| What this task involves |
Copy out every line of the listing below word for word, leaving out the pictures.

| Task material |
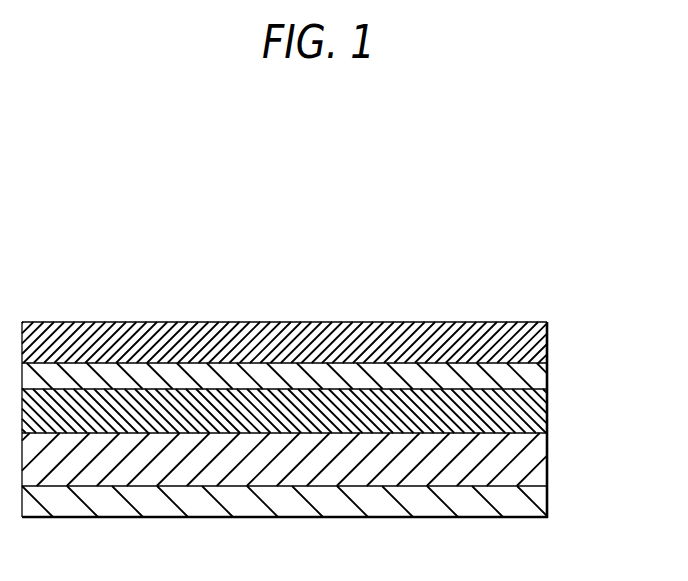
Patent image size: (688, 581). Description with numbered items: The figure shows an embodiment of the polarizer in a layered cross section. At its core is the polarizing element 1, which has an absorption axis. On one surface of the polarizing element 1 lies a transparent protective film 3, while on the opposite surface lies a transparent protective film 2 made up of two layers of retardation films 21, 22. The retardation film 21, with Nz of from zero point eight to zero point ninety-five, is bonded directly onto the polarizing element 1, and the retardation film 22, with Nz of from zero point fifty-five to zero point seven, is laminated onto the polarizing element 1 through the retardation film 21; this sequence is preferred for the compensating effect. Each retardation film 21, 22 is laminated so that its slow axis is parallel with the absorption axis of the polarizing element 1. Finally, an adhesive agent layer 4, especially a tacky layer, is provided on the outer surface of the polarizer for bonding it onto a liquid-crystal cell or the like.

The polarizing element 1 is at (548, 373).
The transparent protective film 2 is at (342, 437).
The retardation film 21 is at (548, 408).
The retardation film 22 is at (323, 459).
The transparent protective film 3 is at (548, 339).
The adhesive agent layer 4 is at (548, 502).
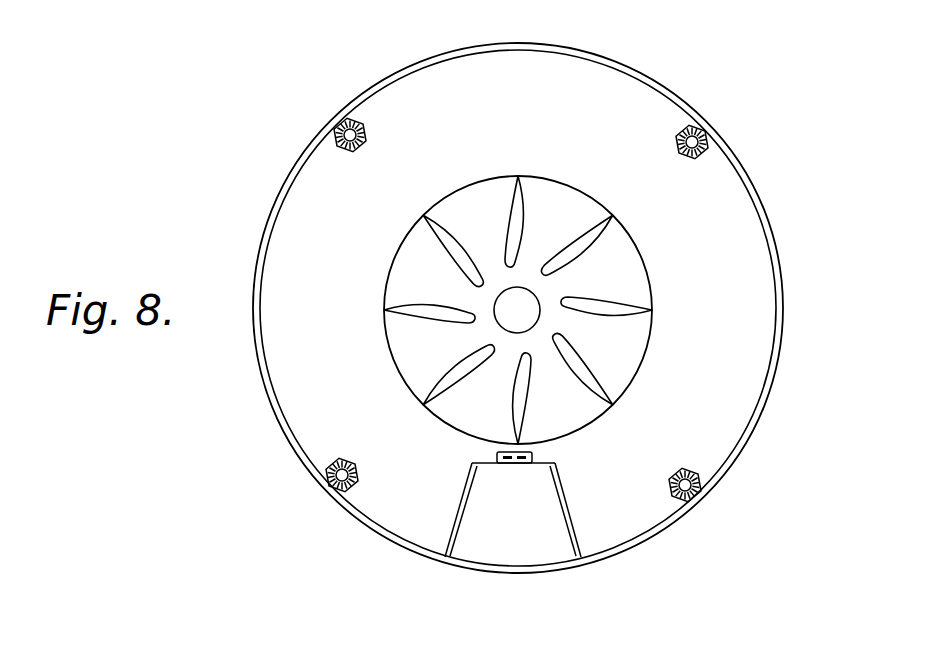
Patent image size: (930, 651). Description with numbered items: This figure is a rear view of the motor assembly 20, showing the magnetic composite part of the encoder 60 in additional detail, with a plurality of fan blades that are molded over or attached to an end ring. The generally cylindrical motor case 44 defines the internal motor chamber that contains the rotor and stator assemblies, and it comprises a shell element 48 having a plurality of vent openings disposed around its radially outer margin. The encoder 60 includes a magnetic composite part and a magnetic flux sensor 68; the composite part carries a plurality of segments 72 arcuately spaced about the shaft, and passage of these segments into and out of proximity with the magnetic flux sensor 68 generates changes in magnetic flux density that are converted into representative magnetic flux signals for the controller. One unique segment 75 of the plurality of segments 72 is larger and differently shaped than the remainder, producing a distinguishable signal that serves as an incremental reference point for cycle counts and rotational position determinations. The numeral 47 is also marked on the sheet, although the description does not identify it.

The motor assembly 20 is at (775, 178).
The motor case 44 is at (630, 60).
The shell element 48 is at (285, 188).
The plurality of segments 72 is at (515, 187).
The unique segment 75 is at (513, 418).
The encoder 60 is at (560, 453).
The magnetic flux sensor 68 is at (516, 480).
The base 47 is at (236, 641).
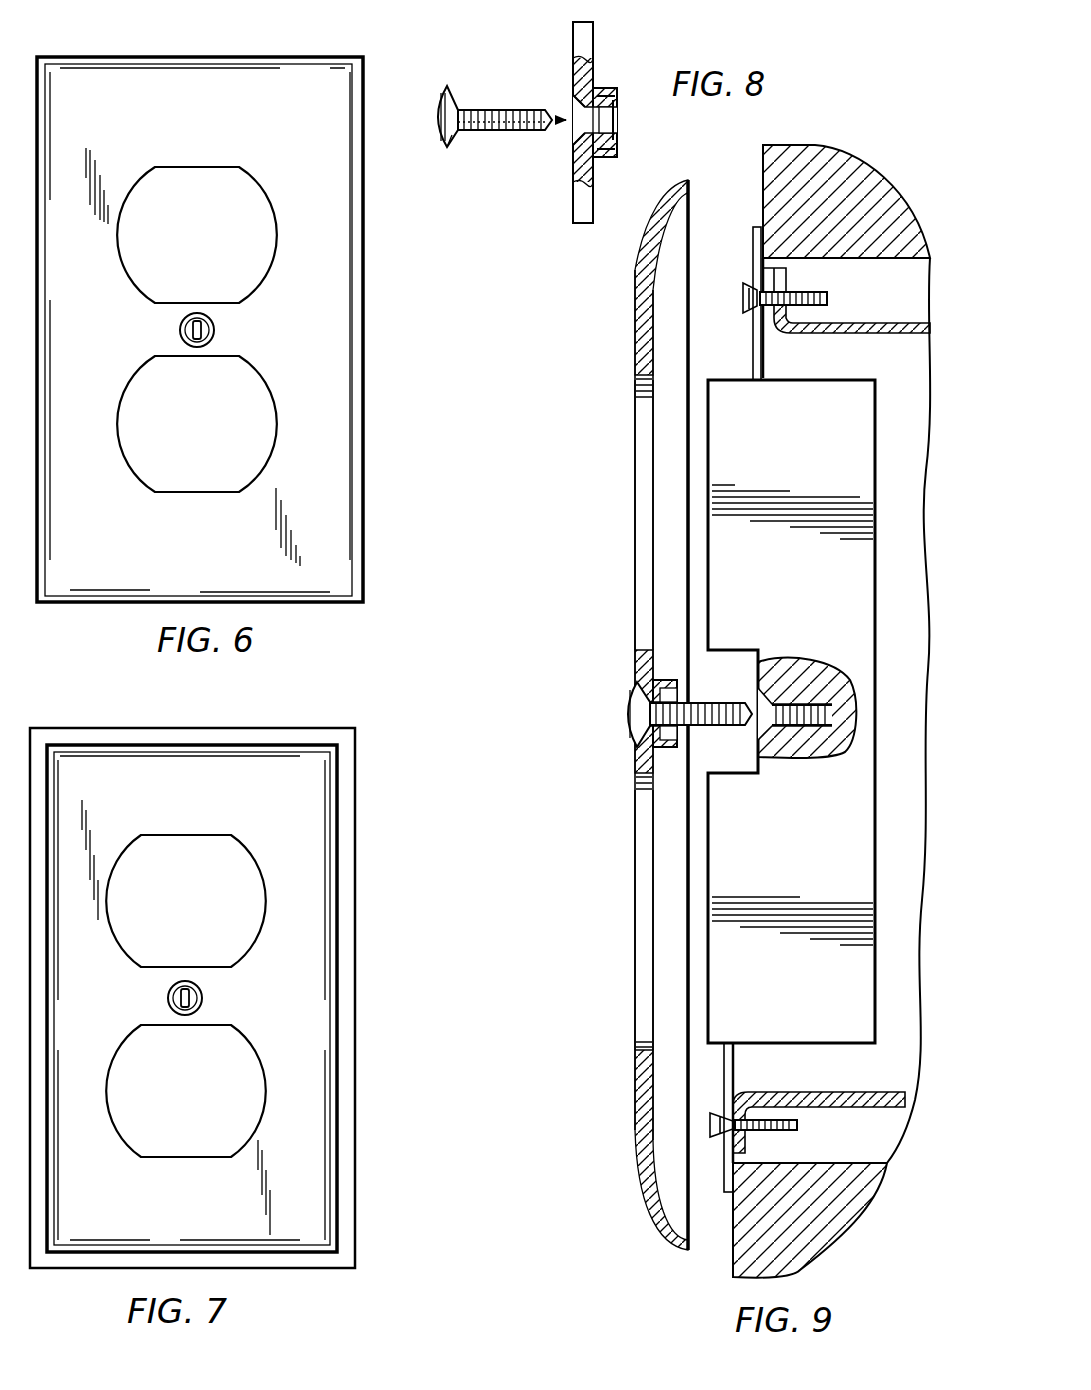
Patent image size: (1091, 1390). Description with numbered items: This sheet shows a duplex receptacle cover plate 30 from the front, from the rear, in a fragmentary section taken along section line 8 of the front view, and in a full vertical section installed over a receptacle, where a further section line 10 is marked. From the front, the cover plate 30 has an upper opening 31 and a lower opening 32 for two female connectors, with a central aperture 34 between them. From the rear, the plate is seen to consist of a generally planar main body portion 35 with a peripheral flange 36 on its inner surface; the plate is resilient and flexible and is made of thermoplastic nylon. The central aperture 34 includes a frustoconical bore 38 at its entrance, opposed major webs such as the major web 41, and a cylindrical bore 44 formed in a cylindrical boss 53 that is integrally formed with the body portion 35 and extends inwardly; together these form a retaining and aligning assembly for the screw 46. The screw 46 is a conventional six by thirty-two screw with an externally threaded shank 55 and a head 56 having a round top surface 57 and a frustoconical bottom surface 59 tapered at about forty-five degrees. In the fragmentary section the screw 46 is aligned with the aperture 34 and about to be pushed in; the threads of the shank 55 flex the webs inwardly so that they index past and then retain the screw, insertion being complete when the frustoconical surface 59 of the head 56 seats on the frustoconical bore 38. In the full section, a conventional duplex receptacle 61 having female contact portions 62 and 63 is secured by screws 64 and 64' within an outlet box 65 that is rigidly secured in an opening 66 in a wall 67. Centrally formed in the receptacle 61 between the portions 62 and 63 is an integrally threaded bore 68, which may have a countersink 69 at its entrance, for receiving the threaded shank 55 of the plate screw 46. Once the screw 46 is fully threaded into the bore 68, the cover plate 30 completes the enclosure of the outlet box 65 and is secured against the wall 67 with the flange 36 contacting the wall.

In FIG. 6, the section line 8— 8 is at (172, 268).
In FIG. 9, the section line 10— 10 is at (620, 714).
In FIG. 6, the duplex receptacle cover plate 30 is at (106, 52).
In FIG. 7, the duplex receptacle cover plate 30 is at (347, 724).
In FIG. 8, the duplex receptacle cover plate 30 is at (600, 50).
In FIG. 9, the duplex receptacle cover plate 30 is at (634, 268).
In FIG. 6, the upper opening 31 is at (193, 168).
In FIG. 7, the upper opening 31 is at (196, 835).
In FIG. 8, the upper opening 31 is at (595, 26).
In FIG. 9, the upper opening 31 is at (638, 383).
In FIG. 6, the lower opening 32 is at (191, 493).
In FIG. 7, the lower opening 32 is at (189, 1157).
In FIG. 8, the lower opening 32 is at (592, 200).
In FIG. 9, the lower opening 32 is at (638, 1050).
In FIG. 6, the central aperture 34 is at (222, 327).
In FIG. 7, the central aperture 34 is at (208, 991).
In FIG. 8, the central aperture 34 is at (558, 96).
In FIG. 9, the central aperture 34 is at (624, 742).
In FIG. 7, the main body portion 35 is at (308, 818).
In FIG. 7, the peripheral flange 36 is at (344, 851).
In FIG. 9, the peripheral flange 36 is at (692, 186).
In FIG. 6, the frustoconical bore 38 is at (180, 329).
In FIG. 8, the frustoconical bore 38 is at (576, 141).
In FIG. 8, the major web 41 is at (614, 112).
In FIG. 8, the cylindrical bore 44 is at (618, 140).
In FIG. 8, the screw 46 is at (478, 115).
In FIG. 9, the screw 46 is at (671, 690).
In FIG. 7, the cylindrical boss 53 is at (168, 996).
In FIG. 8, the cylindrical boss 53 is at (617, 90).
In FIG. 9, the cylindrical boss 53 is at (668, 684).
In FIG. 8, the shank 55 is at (501, 106).
In FIG. 9, the shank 55 is at (697, 702).
In FIG. 8, the head 56 is at (434, 96).
In FIG. 8, the round top surface 57 is at (441, 147).
In FIG. 8, the frustoconical bottom surface 59 is at (449, 147).
In FIG. 9, the duplex receptacle 61 is at (858, 460).
In FIG. 9, the female contact portion 62 is at (757, 378).
In FIG. 9, the female contact portion 63 is at (720, 1045).
In FIG. 9, the screw 64 is at (772, 263).
In FIG. 9, the screw 64' is at (746, 1148).
In FIG. 9, the outlet box 65 is at (852, 320).
In FIG. 9, the opening 66 is at (818, 260).
In FIG. 9, the wall 67 is at (762, 152).
In FIG. 9, the threaded bore 68 is at (818, 730).
In FIG. 9, the countersink 69 is at (765, 722).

| Full output |
Patent image size: (688, 581). Description with numbered items: The figure shows an embodiment of the polarizer in a layered cross section. At its core is the polarizing element 1, which has an absorption axis. On one surface of the polarizing element 1 lies a transparent protective film 3, while on the opposite surface lies a transparent protective film 2 made up of two layers of retardation films 21, 22. The retardation film 21, with Nz of from zero point eight to zero point ninety-five, is bonded directly onto the polarizing element 1, and the retardation film 22, with Nz of from zero point fifty-five to zero point seven, is laminated onto the polarizing element 1 through the retardation film 21; this sequence is preferred for the compensating effect. Each retardation film 21, 22 is laminated so that its slow axis is parallel with the absorption axis of the polarizing element 1. Finally, an adhesive agent layer 4, especially a tacky layer, is provided on the outer surface of the polarizer for bonding it onto a liquid-crystal cell or the like.

The polarizing element 1 is at (548, 373).
The transparent protective film 2 is at (342, 437).
The retardation film 21 is at (548, 408).
The retardation film 22 is at (323, 459).
The transparent protective film 3 is at (548, 339).
The adhesive agent layer 4 is at (548, 502).
Patent image size: (930, 651). Description with numbered items: This figure is a rear view of the motor assembly 20, showing the magnetic composite part of the encoder 60 in additional detail, with a plurality of fan blades that are molded over or attached to an end ring. The generally cylindrical motor case 44 defines the internal motor chamber that contains the rotor and stator assemblies, and it comprises a shell element 48 having a plurality of vent openings disposed around its radially outer margin. The encoder 60 includes a magnetic composite part and a magnetic flux sensor 68; the composite part carries a plurality of segments 72 arcuately spaced about the shaft, and passage of these segments into and out of proximity with the magnetic flux sensor 68 generates changes in magnetic flux density that are converted into representative magnetic flux signals for the controller. One unique segment 75 of the plurality of segments 72 is larger and differently shaped than the remainder, producing a distinguishable signal that serves as an incremental reference point for cycle counts and rotational position determinations. The numeral 47 is also marked on the sheet, although the description does not identify it.

The motor assembly 20 is at (775, 178).
The motor case 44 is at (630, 60).
The shell element 48 is at (285, 188).
The plurality of segments 72 is at (515, 187).
The unique segment 75 is at (513, 418).
The encoder 60 is at (560, 453).
The magnetic flux sensor 68 is at (516, 480).
The base 47 is at (236, 641).
Patent image size: (1091, 1390). Description with numbered items: This sheet shows a duplex receptacle cover plate 30 from the front, from the rear, in a fragmentary section taken along section line 8 of the front view, and in a full vertical section installed over a receptacle, where a further section line 10 is marked. From the front, the cover plate 30 has an upper opening 31 and a lower opening 32 for two female connectors, with a central aperture 34 between them. From the rear, the plate is seen to consist of a generally planar main body portion 35 with a peripheral flange 36 on its inner surface; the plate is resilient and flexible and is made of thermoplastic nylon. The central aperture 34 includes a frustoconical bore 38 at its entrance, opposed major webs such as the major web 41, and a cylindrical bore 44 formed in a cylindrical boss 53 that is integrally formed with the body portion 35 and extends inwardly; together these form a retaining and aligning assembly for the screw 46. The screw 46 is a conventional six by thirty-two screw with an externally threaded shank 55 and a head 56 having a round top surface 57 and a frustoconical bottom surface 59 tapered at about forty-five degrees. In the fragmentary section the screw 46 is aligned with the aperture 34 and about to be pushed in; the threads of the shank 55 flex the webs inwardly so that they index past and then retain the screw, insertion being complete when the frustoconical surface 59 of the head 56 seats on the frustoconical bore 38. In the full section, a conventional duplex receptacle 61 having female contact portions 62 and 63 is secured by screws 64 and 64' within an outlet box 65 that is rigidly secured in an opening 66 in a wall 67. Centrally formed in the receptacle 61 between the portions 62 and 63 is an integrally threaded bore 68, which may have a countersink 69 at its entrance, for receiving the threaded shank 55 of the plate screw 46. Once the screw 46 is fully threaded into the bore 68, the cover plate 30 completes the enclosure of the outlet box 65 and is secured against the wall 67 with the flange 36 contacting the wall.

In FIG. 6, the section line 8— 8 is at (172, 268).
In FIG. 9, the section line 10— 10 is at (620, 714).
In FIG. 6, the duplex receptacle cover plate 30 is at (106, 52).
In FIG. 7, the duplex receptacle cover plate 30 is at (347, 724).
In FIG. 8, the duplex receptacle cover plate 30 is at (600, 50).
In FIG. 9, the duplex receptacle cover plate 30 is at (634, 268).
In FIG. 6, the upper opening 31 is at (193, 168).
In FIG. 7, the upper opening 31 is at (196, 835).
In FIG. 8, the upper opening 31 is at (595, 26).
In FIG. 9, the upper opening 31 is at (638, 383).
In FIG. 6, the lower opening 32 is at (191, 493).
In FIG. 7, the lower opening 32 is at (189, 1157).
In FIG. 8, the lower opening 32 is at (592, 200).
In FIG. 9, the lower opening 32 is at (638, 1050).
In FIG. 6, the central aperture 34 is at (222, 327).
In FIG. 7, the central aperture 34 is at (208, 991).
In FIG. 8, the central aperture 34 is at (558, 96).
In FIG. 9, the central aperture 34 is at (624, 742).
In FIG. 7, the main body portion 35 is at (308, 818).
In FIG. 7, the peripheral flange 36 is at (344, 851).
In FIG. 9, the peripheral flange 36 is at (692, 186).
In FIG. 6, the frustoconical bore 38 is at (180, 329).
In FIG. 8, the frustoconical bore 38 is at (576, 141).
In FIG. 8, the major web 41 is at (614, 112).
In FIG. 8, the cylindrical bore 44 is at (618, 140).
In FIG. 8, the screw 46 is at (478, 115).
In FIG. 9, the screw 46 is at (671, 690).
In FIG. 7, the cylindrical boss 53 is at (168, 996).
In FIG. 8, the cylindrical boss 53 is at (617, 90).
In FIG. 9, the cylindrical boss 53 is at (668, 684).
In FIG. 8, the shank 55 is at (501, 106).
In FIG. 9, the shank 55 is at (697, 702).
In FIG. 8, the head 56 is at (434, 96).
In FIG. 8, the round top surface 57 is at (441, 147).
In FIG. 8, the frustoconical bottom surface 59 is at (449, 147).
In FIG. 9, the duplex receptacle 61 is at (858, 460).
In FIG. 9, the female contact portion 62 is at (757, 378).
In FIG. 9, the female contact portion 63 is at (720, 1045).
In FIG. 9, the screw 64 is at (772, 263).
In FIG. 9, the screw 64' is at (746, 1148).
In FIG. 9, the outlet box 65 is at (852, 320).
In FIG. 9, the opening 66 is at (818, 260).
In FIG. 9, the wall 67 is at (762, 152).
In FIG. 9, the threaded bore 68 is at (818, 730).
In FIG. 9, the countersink 69 is at (765, 722).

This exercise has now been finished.